Goal of the exercise. Copy every record exactly, and keep the pictures out.

----

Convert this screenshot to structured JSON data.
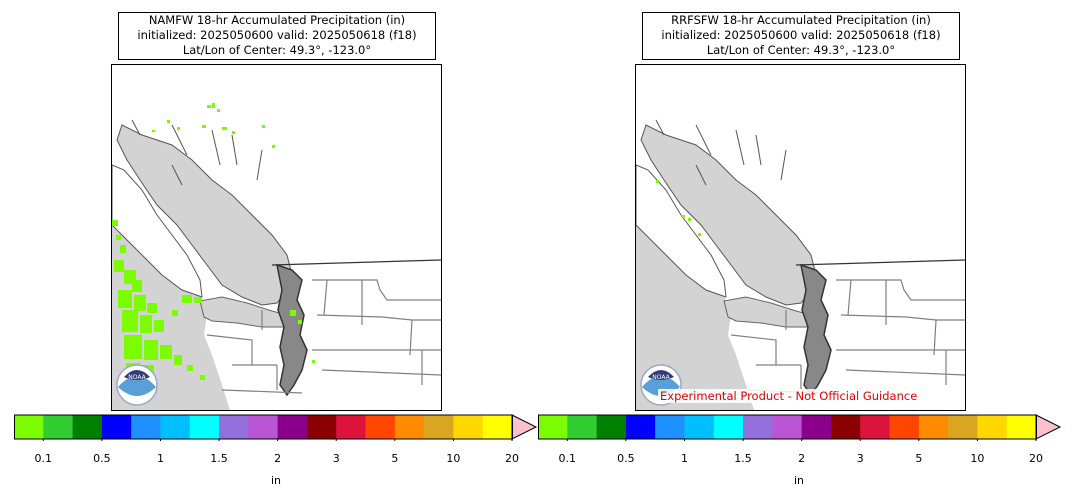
{
  "panels": [
    {
      "title_line1": "NAMFW 18-hr Accumulated Precipitation (in)",
      "title_line2": "initialized: 2025050600 valid: 2025050618 (f18)",
      "title_line3": "Lat/Lon of Center: 49.3°, -123.0°",
      "logo_text": "NOAA",
      "disclaimer": ""
    },
    {
      "title_line1": "RRFSFW 18-hr Accumulated Precipitation (in)",
      "title_line2": "initialized: 2025050600 valid: 2025050618 (f18)",
      "title_line3": "Lat/Lon of Center: 49.3°, -123.0°",
      "logo_text": "NOAA",
      "disclaimer": "Experimental Product - Not Official Guidance"
    }
  ],
  "colorbar": {
    "unit": "in",
    "tick_labels": [
      "0.1",
      "0.5",
      "1",
      "1.5",
      "2",
      "3",
      "5",
      "10",
      "20"
    ],
    "colors": [
      "#7cfc00",
      "#32cd32",
      "#008000",
      "#0000ff",
      "#1e90ff",
      "#00bfff",
      "#00ffff",
      "#9370db",
      "#ba55d3",
      "#8b008b",
      "#8b0000",
      "#dc143c",
      "#ff4500",
      "#ff8c00",
      "#daa520",
      "#ffd700",
      "#ffff00"
    ],
    "extend_color": "#ffc0cb"
  },
  "colors": {
    "water": "#d3d3d3",
    "land": "#ffffff",
    "precip_light": "#7cfc00",
    "border": "#808080"
  }
}
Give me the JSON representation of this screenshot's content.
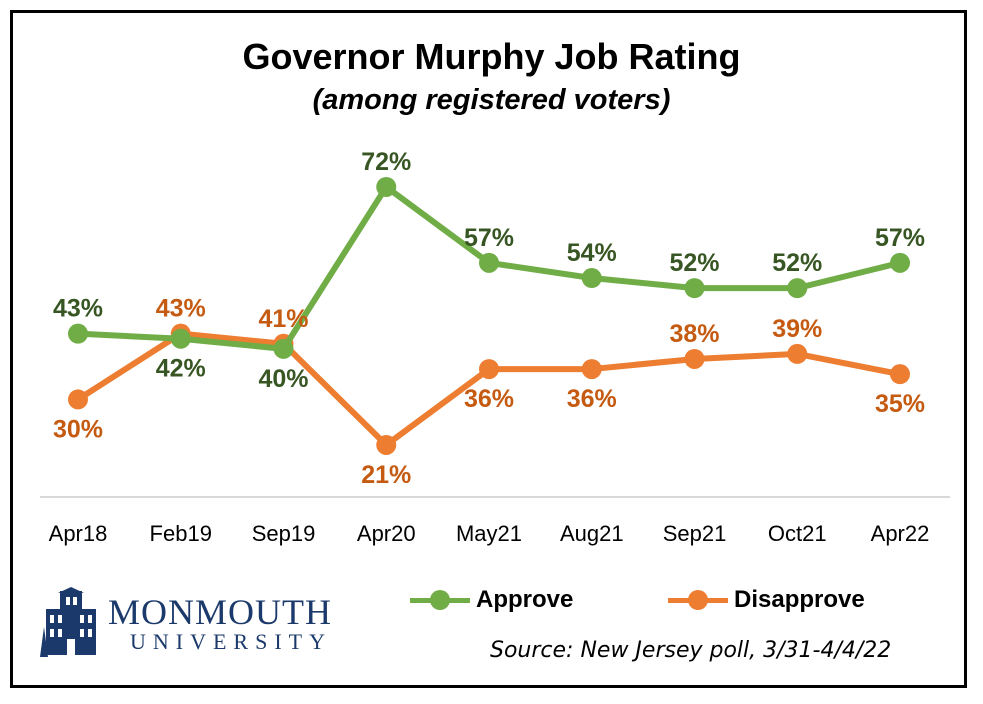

----

Exercise solution.
Convert this screenshot to structured JSON data.
{
  "panels": [
    {
      "title_line1": "NAMFW 18-hr Accumulated Precipitation (in)",
      "title_line2": "initialized: 2025050600 valid: 2025050618 (f18)",
      "title_line3": "Lat/Lon of Center: 49.3°, -123.0°",
      "logo_text": "NOAA",
      "disclaimer": ""
    },
    {
      "title_line1": "RRFSFW 18-hr Accumulated Precipitation (in)",
      "title_line2": "initialized: 2025050600 valid: 2025050618 (f18)",
      "title_line3": "Lat/Lon of Center: 49.3°, -123.0°",
      "logo_text": "NOAA",
      "disclaimer": "Experimental Product - Not Official Guidance"
    }
  ],
  "colorbar": {
    "unit": "in",
    "tick_labels": [
      "0.1",
      "0.5",
      "1",
      "1.5",
      "2",
      "3",
      "5",
      "10",
      "20"
    ],
    "colors": [
      "#7cfc00",
      "#32cd32",
      "#008000",
      "#0000ff",
      "#1e90ff",
      "#00bfff",
      "#00ffff",
      "#9370db",
      "#ba55d3",
      "#8b008b",
      "#8b0000",
      "#dc143c",
      "#ff4500",
      "#ff8c00",
      "#daa520",
      "#ffd700",
      "#ffff00"
    ],
    "extend_color": "#ffc0cb"
  },
  "colors": {
    "water": "#d3d3d3",
    "land": "#ffffff",
    "precip_light": "#7cfc00",
    "border": "#808080"
  }
}
Give me the JSON representation of this screenshot's content.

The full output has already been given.